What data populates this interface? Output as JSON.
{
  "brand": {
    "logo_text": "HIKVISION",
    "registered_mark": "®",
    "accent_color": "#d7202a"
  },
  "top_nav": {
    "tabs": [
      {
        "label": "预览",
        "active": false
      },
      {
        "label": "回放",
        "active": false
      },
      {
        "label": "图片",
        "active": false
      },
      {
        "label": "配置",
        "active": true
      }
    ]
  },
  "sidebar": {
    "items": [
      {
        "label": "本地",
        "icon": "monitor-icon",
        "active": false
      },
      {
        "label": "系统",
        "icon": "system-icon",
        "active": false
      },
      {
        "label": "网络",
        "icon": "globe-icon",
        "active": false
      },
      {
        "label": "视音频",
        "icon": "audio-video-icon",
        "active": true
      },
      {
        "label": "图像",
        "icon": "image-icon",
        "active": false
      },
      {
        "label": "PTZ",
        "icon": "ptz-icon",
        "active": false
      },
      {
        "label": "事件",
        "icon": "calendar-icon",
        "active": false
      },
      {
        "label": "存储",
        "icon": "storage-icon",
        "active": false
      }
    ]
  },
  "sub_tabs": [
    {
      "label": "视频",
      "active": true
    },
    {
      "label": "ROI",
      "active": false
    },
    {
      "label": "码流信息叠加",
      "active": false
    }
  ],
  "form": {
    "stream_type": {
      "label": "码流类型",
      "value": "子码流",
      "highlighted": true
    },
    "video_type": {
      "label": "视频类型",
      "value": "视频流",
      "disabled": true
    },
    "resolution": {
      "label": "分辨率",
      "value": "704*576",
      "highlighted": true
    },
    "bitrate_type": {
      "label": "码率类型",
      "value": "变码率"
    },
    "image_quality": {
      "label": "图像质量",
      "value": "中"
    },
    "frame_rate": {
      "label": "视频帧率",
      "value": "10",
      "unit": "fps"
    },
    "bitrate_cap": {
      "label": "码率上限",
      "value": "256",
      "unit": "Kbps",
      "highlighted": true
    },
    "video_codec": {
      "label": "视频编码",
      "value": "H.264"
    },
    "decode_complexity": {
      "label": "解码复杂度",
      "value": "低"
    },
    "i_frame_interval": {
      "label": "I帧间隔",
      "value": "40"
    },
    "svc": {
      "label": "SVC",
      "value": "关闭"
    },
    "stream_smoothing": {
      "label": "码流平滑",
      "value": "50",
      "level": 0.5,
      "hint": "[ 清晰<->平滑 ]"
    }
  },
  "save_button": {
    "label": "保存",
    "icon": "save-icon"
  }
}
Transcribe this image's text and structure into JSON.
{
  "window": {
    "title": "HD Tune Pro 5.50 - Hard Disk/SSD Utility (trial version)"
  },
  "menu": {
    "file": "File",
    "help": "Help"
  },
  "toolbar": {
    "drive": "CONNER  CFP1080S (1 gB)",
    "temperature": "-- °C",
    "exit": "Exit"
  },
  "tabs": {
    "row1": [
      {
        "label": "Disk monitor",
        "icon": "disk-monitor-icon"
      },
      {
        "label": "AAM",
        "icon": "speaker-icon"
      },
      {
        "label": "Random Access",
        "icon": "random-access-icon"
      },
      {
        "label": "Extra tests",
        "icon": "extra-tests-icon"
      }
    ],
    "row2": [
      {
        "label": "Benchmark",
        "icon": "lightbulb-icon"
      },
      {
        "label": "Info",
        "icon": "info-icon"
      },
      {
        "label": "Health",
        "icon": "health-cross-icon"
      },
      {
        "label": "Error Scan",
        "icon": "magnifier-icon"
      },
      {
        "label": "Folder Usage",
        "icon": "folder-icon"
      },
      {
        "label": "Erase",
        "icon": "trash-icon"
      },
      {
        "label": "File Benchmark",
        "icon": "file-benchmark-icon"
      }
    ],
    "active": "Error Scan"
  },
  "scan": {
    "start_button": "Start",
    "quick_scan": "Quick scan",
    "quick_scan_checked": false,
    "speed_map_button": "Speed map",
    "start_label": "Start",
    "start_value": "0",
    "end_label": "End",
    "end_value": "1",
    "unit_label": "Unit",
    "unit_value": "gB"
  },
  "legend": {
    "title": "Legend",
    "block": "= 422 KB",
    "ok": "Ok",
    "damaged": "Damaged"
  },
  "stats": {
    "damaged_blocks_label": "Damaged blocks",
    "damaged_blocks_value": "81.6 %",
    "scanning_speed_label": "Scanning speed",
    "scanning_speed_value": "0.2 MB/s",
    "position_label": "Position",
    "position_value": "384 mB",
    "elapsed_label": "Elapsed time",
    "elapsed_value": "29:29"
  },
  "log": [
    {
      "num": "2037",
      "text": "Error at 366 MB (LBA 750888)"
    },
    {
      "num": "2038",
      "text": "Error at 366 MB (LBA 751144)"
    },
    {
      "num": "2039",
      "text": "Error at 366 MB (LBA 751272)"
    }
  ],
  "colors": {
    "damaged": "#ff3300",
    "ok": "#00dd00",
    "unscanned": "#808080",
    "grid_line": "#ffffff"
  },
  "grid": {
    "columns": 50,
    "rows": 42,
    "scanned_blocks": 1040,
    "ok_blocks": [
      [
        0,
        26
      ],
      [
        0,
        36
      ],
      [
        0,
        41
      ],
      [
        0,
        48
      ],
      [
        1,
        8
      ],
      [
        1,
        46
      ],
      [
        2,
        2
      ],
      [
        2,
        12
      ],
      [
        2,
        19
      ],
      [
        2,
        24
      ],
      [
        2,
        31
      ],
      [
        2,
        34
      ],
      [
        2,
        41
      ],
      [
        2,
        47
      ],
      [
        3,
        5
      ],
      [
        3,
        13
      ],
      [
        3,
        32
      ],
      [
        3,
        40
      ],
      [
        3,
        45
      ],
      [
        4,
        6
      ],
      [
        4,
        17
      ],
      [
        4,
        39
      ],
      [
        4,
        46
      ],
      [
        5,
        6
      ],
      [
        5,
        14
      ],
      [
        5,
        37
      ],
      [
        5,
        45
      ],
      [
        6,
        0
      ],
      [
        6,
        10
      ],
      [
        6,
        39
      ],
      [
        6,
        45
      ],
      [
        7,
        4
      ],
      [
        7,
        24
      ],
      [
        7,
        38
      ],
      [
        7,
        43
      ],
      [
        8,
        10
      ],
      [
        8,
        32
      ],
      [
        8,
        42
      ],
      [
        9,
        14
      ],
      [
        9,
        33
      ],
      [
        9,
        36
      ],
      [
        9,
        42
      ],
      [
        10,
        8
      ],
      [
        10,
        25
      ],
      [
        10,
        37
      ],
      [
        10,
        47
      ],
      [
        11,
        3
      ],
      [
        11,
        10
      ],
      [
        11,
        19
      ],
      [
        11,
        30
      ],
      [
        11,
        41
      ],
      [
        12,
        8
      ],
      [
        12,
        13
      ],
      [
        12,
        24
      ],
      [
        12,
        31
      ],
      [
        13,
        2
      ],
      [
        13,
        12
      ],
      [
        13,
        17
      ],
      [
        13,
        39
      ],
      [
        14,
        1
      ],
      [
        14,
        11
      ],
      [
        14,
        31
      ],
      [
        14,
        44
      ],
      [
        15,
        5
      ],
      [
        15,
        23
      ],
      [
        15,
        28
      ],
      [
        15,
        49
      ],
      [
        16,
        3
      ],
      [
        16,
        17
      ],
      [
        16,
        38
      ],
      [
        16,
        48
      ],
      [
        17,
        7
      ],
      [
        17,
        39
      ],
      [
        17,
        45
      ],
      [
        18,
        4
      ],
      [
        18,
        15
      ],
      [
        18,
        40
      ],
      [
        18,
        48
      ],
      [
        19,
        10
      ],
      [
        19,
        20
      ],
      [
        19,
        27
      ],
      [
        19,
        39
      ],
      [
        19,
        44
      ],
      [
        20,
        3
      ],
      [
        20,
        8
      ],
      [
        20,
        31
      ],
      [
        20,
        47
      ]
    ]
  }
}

**EXERCISE**
Write down every line of the data exactly as it appears above.

**CORRECT OUTPUT**
What data populates this interface? Output as JSON.
{
  "brand": {
    "logo_text": "HIKVISION",
    "registered_mark": "®",
    "accent_color": "#d7202a"
  },
  "top_nav": {
    "tabs": [
      {
        "label": "预览",
        "active": false
      },
      {
        "label": "回放",
        "active": false
      },
      {
        "label": "图片",
        "active": false
      },
      {
        "label": "配置",
        "active": true
      }
    ]
  },
  "sidebar": {
    "items": [
      {
        "label": "本地",
        "icon": "monitor-icon",
        "active": false
      },
      {
        "label": "系统",
        "icon": "system-icon",
        "active": false
      },
      {
        "label": "网络",
        "icon": "globe-icon",
        "active": false
      },
      {
        "label": "视音频",
        "icon": "audio-video-icon",
        "active": true
      },
      {
        "label": "图像",
        "icon": "image-icon",
        "active": false
      },
      {
        "label": "PTZ",
        "icon": "ptz-icon",
        "active": false
      },
      {
        "label": "事件",
        "icon": "calendar-icon",
        "active": false
      },
      {
        "label": "存储",
        "icon": "storage-icon",
        "active": false
      }
    ]
  },
  "sub_tabs": [
    {
      "label": "视频",
      "active": true
    },
    {
      "label": "ROI",
      "active": false
    },
    {
      "label": "码流信息叠加",
      "active": false
    }
  ],
  "form": {
    "stream_type": {
      "label": "码流类型",
      "value": "子码流",
      "highlighted": true
    },
    "video_type": {
      "label": "视频类型",
      "value": "视频流",
      "disabled": true
    },
    "resolution": {
      "label": "分辨率",
      "value": "704*576",
      "highlighted": true
    },
    "bitrate_type": {
      "label": "码率类型",
      "value": "变码率"
    },
    "image_quality": {
      "label": "图像质量",
      "value": "中"
    },
    "frame_rate": {
      "label": "视频帧率",
      "value": "10",
      "unit": "fps"
    },
    "bitrate_cap": {
      "label": "码率上限",
      "value": "256",
      "unit": "Kbps",
      "highlighted": true
    },
    "video_codec": {
      "label": "视频编码",
      "value": "H.264"
    },
    "decode_complexity": {
      "label": "解码复杂度",
      "value": "低"
    },
    "i_frame_interval": {
      "label": "I帧间隔",
      "value": "40"
    },
    "svc": {
      "label": "SVC",
      "value": "关闭"
    },
    "stream_smoothing": {
      "label": "码流平滑",
      "value": "50",
      "level": 0.5,
      "hint": "[ 清晰<->平滑 ]"
    }
  },
  "save_button": {
    "label": "保存",
    "icon": "save-icon"
  }
}
Transcribe this image's text and structure into JSON.
{
  "window": {
    "title": "HD Tune Pro 5.50 - Hard Disk/SSD Utility (trial version)"
  },
  "menu": {
    "file": "File",
    "help": "Help"
  },
  "toolbar": {
    "drive": "CONNER  CFP1080S (1 gB)",
    "temperature": "-- °C",
    "exit": "Exit"
  },
  "tabs": {
    "row1": [
      {
        "label": "Disk monitor",
        "icon": "disk-monitor-icon"
      },
      {
        "label": "AAM",
        "icon": "speaker-icon"
      },
      {
        "label": "Random Access",
        "icon": "random-access-icon"
      },
      {
        "label": "Extra tests",
        "icon": "extra-tests-icon"
      }
    ],
    "row2": [
      {
        "label": "Benchmark",
        "icon": "lightbulb-icon"
      },
      {
        "label": "Info",
        "icon": "info-icon"
      },
      {
        "label": "Health",
        "icon": "health-cross-icon"
      },
      {
        "label": "Error Scan",
        "icon": "magnifier-icon"
      },
      {
        "label": "Folder Usage",
        "icon": "folder-icon"
      },
      {
        "label": "Erase",
        "icon": "trash-icon"
      },
      {
        "label": "File Benchmark",
        "icon": "file-benchmark-icon"
      }
    ],
    "active": "Error Scan"
  },
  "scan": {
    "start_button": "Start",
    "quick_scan": "Quick scan",
    "quick_scan_checked": false,
    "speed_map_button": "Speed map",
    "start_label": "Start",
    "start_value": "0",
    "end_label": "End",
    "end_value": "1",
    "unit_label": "Unit",
    "unit_value": "gB"
  },
  "legend": {
    "title": "Legend",
    "block": "= 422 KB",
    "ok": "Ok",
    "damaged": "Damaged"
  },
  "stats": {
    "damaged_blocks_label": "Damaged blocks",
    "damaged_blocks_value": "81.6 %",
    "scanning_speed_label": "Scanning speed",
    "scanning_speed_value": "0.2 MB/s",
    "position_label": "Position",
    "position_value": "384 mB",
    "elapsed_label": "Elapsed time",
    "elapsed_value": "29:29"
  },
  "log": [
    {
      "num": "2037",
      "text": "Error at 366 MB (LBA 750888)"
    },
    {
      "num": "2038",
      "text": "Error at 366 MB (LBA 751144)"
    },
    {
      "num": "2039",
      "text": "Error at 366 MB (LBA 751272)"
    }
  ],
  "colors": {
    "damaged": "#ff3300",
    "ok": "#00dd00",
    "unscanned": "#808080",
    "grid_line": "#ffffff"
  },
  "grid": {
    "columns": 50,
    "rows": 42,
    "scanned_blocks": 1040,
    "ok_blocks": [
      [
        0,
        26
      ],
      [
        0,
        36
      ],
      [
        0,
        41
      ],
      [
        0,
        48
      ],
      [
        1,
        8
      ],
      [
        1,
        46
      ],
      [
        2,
        2
      ],
      [
        2,
        12
      ],
      [
        2,
        19
      ],
      [
        2,
        24
      ],
      [
        2,
        31
      ],
      [
        2,
        34
      ],
      [
        2,
        41
      ],
      [
        2,
        47
      ],
      [
        3,
        5
      ],
      [
        3,
        13
      ],
      [
        3,
        32
      ],
      [
        3,
        40
      ],
      [
        3,
        45
      ],
      [
        4,
        6
      ],
      [
        4,
        17
      ],
      [
        4,
        39
      ],
      [
        4,
        46
      ],
      [
        5,
        6
      ],
      [
        5,
        14
      ],
      [
        5,
        37
      ],
      [
        5,
        45
      ],
      [
        6,
        0
      ],
      [
        6,
        10
      ],
      [
        6,
        39
      ],
      [
        6,
        45
      ],
      [
        7,
        4
      ],
      [
        7,
        24
      ],
      [
        7,
        38
      ],
      [
        7,
        43
      ],
      [
        8,
        10
      ],
      [
        8,
        32
      ],
      [
        8,
        42
      ],
      [
        9,
        14
      ],
      [
        9,
        33
      ],
      [
        9,
        36
      ],
      [
        9,
        42
      ],
      [
        10,
        8
      ],
      [
        10,
        25
      ],
      [
        10,
        37
      ],
      [
        10,
        47
      ],
      [
        11,
        3
      ],
      [
        11,
        10
      ],
      [
        11,
        19
      ],
      [
        11,
        30
      ],
      [
        11,
        41
      ],
      [
        12,
        8
      ],
      [
        12,
        13
      ],
      [
        12,
        24
      ],
      [
        12,
        31
      ],
      [
        13,
        2
      ],
      [
        13,
        12
      ],
      [
        13,
        17
      ],
      [
        13,
        39
      ],
      [
        14,
        1
      ],
      [
        14,
        11
      ],
      [
        14,
        31
      ],
      [
        14,
        44
      ],
      [
        15,
        5
      ],
      [
        15,
        23
      ],
      [
        15,
        28
      ],
      [
        15,
        49
      ],
      [
        16,
        3
      ],
      [
        16,
        17
      ],
      [
        16,
        38
      ],
      [
        16,
        48
      ],
      [
        17,
        7
      ],
      [
        17,
        39
      ],
      [
        17,
        45
      ],
      [
        18,
        4
      ],
      [
        18,
        15
      ],
      [
        18,
        40
      ],
      [
        18,
        48
      ],
      [
        19,
        10
      ],
      [
        19,
        20
      ],
      [
        19,
        27
      ],
      [
        19,
        39
      ],
      [
        19,
        44
      ],
      [
        20,
        3
      ],
      [
        20,
        8
      ],
      [
        20,
        31
      ],
      [
        20,
        47
      ]
    ]
  }
}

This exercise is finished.